── Data supplied ──
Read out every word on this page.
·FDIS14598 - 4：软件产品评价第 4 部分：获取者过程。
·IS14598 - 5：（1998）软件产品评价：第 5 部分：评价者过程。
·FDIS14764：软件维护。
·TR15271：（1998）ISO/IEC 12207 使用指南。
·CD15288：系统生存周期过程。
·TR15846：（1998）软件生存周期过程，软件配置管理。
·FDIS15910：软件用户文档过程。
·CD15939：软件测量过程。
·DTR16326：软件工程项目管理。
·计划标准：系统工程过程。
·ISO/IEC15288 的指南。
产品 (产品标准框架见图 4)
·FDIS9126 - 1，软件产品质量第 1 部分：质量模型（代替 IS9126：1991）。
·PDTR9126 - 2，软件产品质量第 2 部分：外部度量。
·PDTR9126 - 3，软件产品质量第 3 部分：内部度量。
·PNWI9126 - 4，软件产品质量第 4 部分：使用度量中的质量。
───
## Set task
Print every entry exactly as written.

## Task answer
Read out every word on this page.
·FDIS14598 - 4：软件产品评价第 4 部分：获取者过程。
·IS14598 - 5：（1998）软件产品评价：第 5 部分：评价者过程。
·FDIS14764：软件维护。
·TR15271：（1998）ISO/IEC 12207 使用指南。
·CD15288：系统生存周期过程。
·TR15846：（1998）软件生存周期过程，软件配置管理。
·FDIS15910：软件用户文档过程。
·CD15939：软件测量过程。
·DTR16326：软件工程项目管理。
·计划标准：系统工程过程。
·ISO/IEC15288 的指南。
产品 (产品标准框架见图 4)
·FDIS9126 - 1，软件产品质量第 1 部分：质量模型（代替 IS9126：1991）。
·PDTR9126 - 2，软件产品质量第 2 部分：外部度量。
·PDTR9126 - 3，软件产品质量第 3 部分：内部度量。
·PNWI9126 - 4，软件产品质量第 4 部分：使用度量中的质量。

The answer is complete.